● Directions for this task: Wherever a line holds the word "الشريفين", copy that line out.
── Data supplied ──
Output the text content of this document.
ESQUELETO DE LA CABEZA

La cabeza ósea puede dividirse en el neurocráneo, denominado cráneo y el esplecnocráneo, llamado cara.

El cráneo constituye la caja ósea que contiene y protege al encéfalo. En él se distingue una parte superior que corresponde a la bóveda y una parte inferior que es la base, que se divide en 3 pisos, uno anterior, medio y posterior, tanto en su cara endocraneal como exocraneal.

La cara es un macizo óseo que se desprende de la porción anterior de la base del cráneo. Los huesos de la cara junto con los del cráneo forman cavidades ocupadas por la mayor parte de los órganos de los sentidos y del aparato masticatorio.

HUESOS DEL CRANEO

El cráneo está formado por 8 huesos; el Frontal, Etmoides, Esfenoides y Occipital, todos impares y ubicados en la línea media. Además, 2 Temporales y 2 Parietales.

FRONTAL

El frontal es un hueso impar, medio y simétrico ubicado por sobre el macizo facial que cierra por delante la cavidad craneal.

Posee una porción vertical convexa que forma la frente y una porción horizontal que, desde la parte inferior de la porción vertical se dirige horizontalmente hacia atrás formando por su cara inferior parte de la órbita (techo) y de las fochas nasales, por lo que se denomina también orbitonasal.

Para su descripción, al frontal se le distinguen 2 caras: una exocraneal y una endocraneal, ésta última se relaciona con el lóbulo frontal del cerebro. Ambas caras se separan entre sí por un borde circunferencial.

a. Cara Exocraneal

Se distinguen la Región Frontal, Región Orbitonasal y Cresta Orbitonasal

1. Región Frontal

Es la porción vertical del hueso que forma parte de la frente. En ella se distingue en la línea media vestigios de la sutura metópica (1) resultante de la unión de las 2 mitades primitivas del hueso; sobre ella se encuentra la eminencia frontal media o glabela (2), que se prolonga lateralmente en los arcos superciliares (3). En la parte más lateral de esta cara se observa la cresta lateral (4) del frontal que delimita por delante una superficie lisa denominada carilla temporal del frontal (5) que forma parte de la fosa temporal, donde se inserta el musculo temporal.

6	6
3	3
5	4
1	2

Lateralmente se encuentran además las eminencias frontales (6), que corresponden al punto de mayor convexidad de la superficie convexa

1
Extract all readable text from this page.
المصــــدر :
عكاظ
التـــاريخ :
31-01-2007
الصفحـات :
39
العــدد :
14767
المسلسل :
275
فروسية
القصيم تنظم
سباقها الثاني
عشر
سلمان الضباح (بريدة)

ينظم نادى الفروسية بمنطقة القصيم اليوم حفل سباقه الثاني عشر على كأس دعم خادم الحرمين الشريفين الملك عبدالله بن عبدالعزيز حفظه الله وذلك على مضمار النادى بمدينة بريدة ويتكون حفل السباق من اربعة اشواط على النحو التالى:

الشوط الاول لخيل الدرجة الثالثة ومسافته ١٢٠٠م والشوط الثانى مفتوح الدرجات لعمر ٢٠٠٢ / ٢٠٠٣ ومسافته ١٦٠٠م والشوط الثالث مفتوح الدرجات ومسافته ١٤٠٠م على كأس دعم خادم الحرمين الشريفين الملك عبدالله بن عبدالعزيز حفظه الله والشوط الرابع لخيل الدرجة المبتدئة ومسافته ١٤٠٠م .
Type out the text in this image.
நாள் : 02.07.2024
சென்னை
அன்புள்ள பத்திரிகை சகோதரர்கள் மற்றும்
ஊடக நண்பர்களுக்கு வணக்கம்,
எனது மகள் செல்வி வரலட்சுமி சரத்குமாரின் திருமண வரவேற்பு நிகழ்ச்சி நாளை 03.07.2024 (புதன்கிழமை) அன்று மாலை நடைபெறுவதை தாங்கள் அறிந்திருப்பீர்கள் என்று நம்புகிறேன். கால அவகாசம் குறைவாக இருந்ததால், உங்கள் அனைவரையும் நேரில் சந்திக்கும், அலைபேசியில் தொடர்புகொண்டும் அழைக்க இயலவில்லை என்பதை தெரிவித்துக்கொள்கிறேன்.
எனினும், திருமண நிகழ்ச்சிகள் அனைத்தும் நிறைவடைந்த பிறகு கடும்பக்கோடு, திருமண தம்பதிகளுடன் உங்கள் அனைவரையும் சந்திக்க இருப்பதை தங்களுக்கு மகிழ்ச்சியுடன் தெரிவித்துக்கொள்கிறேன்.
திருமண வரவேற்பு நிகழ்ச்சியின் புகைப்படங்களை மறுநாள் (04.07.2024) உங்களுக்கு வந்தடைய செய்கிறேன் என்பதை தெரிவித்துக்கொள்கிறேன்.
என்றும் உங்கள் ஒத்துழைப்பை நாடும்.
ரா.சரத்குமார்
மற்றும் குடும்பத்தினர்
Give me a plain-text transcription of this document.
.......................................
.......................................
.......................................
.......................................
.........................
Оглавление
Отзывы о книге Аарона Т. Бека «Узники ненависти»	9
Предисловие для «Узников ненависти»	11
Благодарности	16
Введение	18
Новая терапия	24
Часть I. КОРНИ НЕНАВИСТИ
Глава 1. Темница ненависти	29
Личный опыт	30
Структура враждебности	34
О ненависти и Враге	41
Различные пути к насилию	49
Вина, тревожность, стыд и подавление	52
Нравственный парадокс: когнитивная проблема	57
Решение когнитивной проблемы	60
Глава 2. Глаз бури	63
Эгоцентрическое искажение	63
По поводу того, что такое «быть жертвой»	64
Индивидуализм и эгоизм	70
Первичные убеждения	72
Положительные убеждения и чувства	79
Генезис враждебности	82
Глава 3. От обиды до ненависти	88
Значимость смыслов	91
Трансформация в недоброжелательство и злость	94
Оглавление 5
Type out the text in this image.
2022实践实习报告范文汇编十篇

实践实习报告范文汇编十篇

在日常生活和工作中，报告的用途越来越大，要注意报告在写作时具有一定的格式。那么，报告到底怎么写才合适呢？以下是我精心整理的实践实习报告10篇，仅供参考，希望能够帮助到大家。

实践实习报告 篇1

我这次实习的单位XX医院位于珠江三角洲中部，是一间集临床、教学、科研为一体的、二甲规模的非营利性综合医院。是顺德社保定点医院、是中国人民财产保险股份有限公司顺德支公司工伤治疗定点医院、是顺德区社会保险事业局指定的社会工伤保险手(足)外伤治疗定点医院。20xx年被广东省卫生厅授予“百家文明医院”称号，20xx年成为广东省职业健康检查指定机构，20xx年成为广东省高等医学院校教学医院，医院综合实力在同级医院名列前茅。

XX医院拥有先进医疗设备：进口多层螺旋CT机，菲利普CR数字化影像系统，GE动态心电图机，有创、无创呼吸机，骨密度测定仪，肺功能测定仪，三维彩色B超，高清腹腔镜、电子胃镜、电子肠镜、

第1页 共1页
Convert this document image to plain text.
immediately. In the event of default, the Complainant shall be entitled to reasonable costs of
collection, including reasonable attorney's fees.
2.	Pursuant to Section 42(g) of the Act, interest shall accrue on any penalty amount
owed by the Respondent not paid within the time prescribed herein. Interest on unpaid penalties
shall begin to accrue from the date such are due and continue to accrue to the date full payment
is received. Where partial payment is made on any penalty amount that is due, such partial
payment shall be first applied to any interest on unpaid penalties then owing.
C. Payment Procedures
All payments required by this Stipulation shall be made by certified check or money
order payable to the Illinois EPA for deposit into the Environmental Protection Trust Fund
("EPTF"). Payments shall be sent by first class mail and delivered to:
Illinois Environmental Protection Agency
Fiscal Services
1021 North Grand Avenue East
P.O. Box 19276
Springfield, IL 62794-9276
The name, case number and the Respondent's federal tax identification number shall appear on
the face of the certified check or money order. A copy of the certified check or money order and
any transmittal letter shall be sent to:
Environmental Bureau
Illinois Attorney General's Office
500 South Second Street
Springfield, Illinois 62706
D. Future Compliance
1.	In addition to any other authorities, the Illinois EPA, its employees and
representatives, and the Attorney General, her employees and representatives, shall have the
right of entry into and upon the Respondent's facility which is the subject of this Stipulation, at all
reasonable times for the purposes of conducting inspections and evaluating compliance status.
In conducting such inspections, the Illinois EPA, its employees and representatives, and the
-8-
───
● The result:
ينظم نادى الفروسية بمنطقة القصيم اليوم حفل سباقه الثاني عشر على كأس دعم خادم الحرمين الشريفين الملك عبدالله بن عبدالعزيز حفظه الله وذلك على مضمار النادى بمدينة بريدة ويتكون حفل السباق من اربعة اشواط على النحو التالى:
الشوط الاول لخيل الدرجة الثالثة ومسافته ١٢٠٠م والشوط الثانى مفتوح الدرجات لعمر ٢٠٠٢ / ٢٠٠٣ ومسافته ١٦٠٠م والشوط الثالث مفتوح الدرجات ومسافته ١٤٠٠م على كأس دعم خادم الحرمين الشريفين الملك عبدالله بن عبدالعزيز حفظه الله والشوط الرابع لخيل الدرجة المبتدئة ومسافته ١٤٠٠م .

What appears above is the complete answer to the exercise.